▸ EXERCISE PROMPT:
Identify the lines bearing the string "JSON" and gather them.

Figure record extracts:
start

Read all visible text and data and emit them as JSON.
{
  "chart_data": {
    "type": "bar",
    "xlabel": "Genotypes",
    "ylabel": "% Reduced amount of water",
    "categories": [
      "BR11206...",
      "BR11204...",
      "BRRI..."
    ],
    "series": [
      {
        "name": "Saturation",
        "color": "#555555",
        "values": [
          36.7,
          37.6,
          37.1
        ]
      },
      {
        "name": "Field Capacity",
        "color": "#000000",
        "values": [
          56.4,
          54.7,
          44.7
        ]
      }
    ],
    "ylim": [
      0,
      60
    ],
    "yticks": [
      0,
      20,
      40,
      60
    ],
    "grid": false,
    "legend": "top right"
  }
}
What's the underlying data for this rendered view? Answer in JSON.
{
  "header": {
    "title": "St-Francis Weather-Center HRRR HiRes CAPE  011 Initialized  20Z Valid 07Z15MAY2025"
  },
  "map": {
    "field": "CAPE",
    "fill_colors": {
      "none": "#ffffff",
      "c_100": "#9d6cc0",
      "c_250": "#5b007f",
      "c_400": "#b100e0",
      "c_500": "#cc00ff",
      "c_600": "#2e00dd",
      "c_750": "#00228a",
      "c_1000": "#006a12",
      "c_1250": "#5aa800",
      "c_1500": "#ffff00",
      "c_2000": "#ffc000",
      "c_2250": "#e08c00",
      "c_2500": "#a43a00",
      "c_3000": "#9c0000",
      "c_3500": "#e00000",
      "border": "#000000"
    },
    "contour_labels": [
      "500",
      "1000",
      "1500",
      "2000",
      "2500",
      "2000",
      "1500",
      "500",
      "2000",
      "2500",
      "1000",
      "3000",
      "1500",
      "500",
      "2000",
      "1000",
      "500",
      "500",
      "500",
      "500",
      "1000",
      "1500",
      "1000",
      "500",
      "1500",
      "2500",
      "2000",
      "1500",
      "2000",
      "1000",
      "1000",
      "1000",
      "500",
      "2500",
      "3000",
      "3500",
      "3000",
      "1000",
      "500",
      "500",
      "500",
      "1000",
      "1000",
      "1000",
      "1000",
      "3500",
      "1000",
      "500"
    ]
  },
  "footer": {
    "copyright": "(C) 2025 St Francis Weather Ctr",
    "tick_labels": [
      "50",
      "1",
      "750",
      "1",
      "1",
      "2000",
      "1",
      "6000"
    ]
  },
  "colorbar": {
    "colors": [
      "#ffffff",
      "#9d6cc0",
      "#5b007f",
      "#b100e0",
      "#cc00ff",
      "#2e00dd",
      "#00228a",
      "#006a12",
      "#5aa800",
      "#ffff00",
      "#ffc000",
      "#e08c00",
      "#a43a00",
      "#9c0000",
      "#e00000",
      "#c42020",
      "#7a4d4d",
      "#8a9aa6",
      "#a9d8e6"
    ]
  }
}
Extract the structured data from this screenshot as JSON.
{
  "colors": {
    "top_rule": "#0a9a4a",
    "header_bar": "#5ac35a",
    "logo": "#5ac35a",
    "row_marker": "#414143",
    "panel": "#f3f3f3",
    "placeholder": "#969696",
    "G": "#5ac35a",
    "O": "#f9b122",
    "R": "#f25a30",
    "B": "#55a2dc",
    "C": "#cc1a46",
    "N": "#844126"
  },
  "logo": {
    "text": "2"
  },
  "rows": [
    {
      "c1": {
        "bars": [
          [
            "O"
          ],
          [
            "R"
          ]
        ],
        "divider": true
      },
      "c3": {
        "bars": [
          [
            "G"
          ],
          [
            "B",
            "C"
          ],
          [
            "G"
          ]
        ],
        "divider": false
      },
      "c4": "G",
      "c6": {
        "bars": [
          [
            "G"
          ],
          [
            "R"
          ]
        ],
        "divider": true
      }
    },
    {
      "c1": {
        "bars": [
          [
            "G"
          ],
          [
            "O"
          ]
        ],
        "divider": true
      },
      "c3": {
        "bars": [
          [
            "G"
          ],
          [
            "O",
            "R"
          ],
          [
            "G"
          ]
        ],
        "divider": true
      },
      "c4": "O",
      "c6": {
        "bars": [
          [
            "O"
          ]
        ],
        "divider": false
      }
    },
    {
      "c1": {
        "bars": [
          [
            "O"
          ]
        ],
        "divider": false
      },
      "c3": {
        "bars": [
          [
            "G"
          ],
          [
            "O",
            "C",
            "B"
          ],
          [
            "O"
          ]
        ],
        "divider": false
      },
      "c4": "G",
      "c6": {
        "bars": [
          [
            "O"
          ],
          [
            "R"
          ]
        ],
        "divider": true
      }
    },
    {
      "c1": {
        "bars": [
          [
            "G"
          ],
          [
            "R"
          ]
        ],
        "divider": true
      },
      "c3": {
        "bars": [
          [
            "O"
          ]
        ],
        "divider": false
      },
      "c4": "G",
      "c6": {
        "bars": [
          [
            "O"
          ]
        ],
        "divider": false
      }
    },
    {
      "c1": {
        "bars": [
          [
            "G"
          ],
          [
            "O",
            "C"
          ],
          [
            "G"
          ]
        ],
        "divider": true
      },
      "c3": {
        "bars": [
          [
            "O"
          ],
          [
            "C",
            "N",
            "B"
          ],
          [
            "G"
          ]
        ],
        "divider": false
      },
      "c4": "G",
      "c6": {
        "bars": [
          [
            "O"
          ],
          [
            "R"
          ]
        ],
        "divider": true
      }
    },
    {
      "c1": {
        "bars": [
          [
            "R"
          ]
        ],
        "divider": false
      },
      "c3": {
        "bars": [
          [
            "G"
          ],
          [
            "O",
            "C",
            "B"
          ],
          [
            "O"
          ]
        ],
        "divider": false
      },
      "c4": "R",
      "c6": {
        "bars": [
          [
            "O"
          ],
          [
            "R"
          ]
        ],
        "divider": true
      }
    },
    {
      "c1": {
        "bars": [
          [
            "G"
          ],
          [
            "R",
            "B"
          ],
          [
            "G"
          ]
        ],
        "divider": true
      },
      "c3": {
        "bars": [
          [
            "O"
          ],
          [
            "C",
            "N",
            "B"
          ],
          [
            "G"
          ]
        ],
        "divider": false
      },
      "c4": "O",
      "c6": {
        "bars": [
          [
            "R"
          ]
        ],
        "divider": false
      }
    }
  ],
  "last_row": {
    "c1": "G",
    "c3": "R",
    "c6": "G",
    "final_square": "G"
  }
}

end

▸ THE RESPONSE:
Read all visible text and data and emit them as JSON.
What's the underlying data for this rendered view? Answer in JSON.
Extract the structured data from this screenshot as JSON.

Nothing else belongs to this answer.